Given information
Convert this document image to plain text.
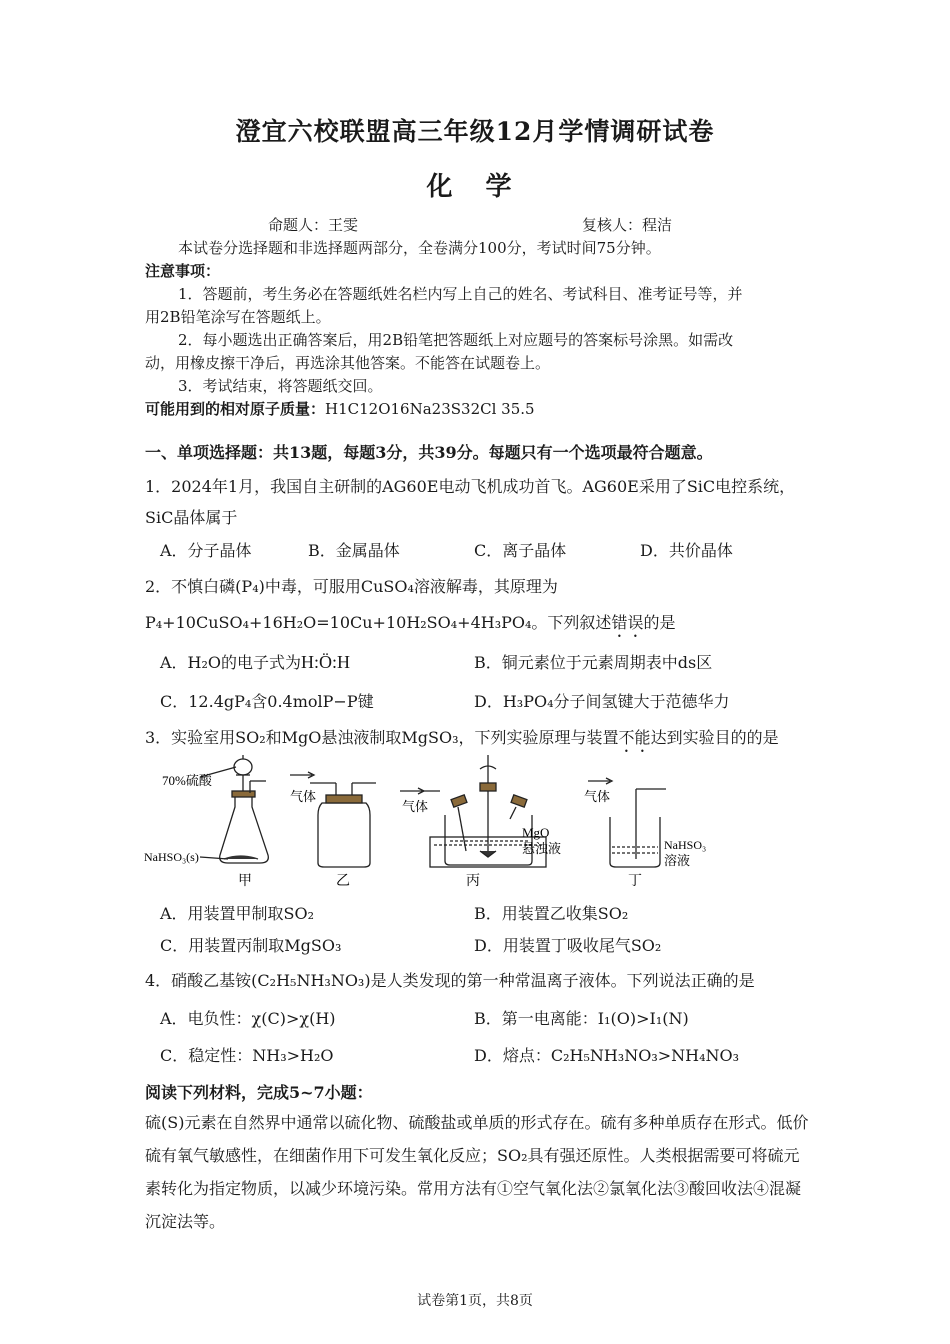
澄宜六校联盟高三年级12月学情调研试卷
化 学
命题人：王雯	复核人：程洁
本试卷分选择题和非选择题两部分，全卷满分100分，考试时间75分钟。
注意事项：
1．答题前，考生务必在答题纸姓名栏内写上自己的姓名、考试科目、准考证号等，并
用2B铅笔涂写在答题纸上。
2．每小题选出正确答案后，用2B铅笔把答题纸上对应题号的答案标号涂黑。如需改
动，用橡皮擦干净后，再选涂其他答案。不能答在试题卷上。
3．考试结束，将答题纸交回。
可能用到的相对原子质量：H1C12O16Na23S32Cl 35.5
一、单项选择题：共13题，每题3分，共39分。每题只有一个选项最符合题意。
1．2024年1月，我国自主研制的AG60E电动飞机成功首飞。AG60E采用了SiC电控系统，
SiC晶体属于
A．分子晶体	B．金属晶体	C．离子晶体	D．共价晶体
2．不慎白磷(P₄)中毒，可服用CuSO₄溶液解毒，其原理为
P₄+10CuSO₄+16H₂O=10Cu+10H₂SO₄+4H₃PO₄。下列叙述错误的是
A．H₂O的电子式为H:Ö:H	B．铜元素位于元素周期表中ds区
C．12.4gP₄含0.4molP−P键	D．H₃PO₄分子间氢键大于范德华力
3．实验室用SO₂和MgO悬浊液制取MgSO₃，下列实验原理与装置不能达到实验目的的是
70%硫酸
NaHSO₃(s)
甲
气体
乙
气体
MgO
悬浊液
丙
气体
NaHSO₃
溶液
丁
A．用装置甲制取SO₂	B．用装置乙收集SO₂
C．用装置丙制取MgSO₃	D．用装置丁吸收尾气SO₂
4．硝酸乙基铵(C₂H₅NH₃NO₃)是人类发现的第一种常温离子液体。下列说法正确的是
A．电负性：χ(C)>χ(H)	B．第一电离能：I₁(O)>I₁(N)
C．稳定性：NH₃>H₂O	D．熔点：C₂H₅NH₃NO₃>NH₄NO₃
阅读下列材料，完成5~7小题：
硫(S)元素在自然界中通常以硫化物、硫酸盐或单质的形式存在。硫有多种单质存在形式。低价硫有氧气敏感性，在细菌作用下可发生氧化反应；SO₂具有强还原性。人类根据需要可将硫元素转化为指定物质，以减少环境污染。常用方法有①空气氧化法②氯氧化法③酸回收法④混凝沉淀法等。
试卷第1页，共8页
...
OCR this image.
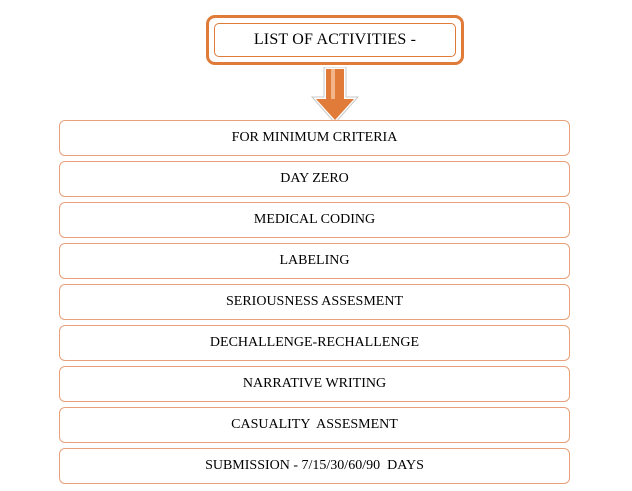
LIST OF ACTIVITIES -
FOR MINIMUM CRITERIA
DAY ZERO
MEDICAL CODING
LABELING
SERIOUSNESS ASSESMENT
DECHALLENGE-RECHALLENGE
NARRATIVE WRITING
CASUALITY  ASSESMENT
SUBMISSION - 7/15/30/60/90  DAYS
==
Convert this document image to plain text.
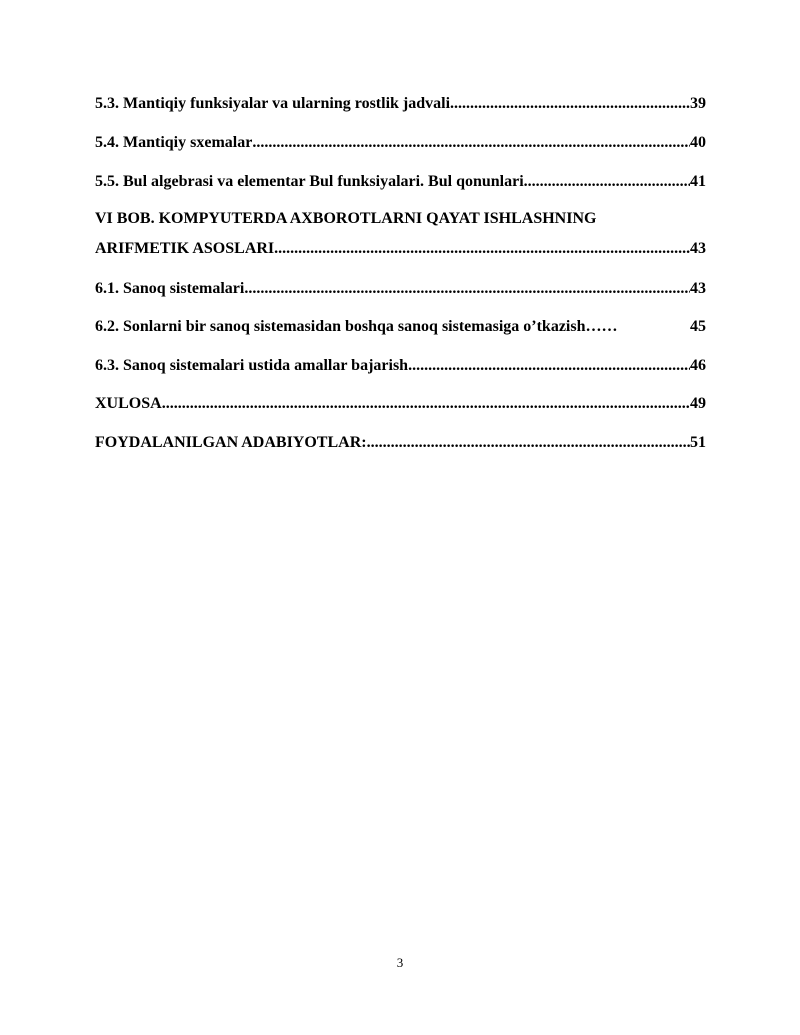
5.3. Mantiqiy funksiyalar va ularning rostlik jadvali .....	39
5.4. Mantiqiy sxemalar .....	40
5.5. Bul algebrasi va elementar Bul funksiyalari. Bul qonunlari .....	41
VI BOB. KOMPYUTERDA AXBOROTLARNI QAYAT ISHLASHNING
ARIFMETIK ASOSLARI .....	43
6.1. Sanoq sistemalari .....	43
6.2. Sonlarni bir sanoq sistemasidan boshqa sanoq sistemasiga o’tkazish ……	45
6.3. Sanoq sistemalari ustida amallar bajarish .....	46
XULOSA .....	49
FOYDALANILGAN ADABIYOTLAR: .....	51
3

Your objective
Scan the material and collect every line that contains "Mantiqiy".

Result
5.3. Mantiqiy funksiyalar va ularning rostlik jadvali .....	39
5.4. Mantiqiy sxemalar .....	40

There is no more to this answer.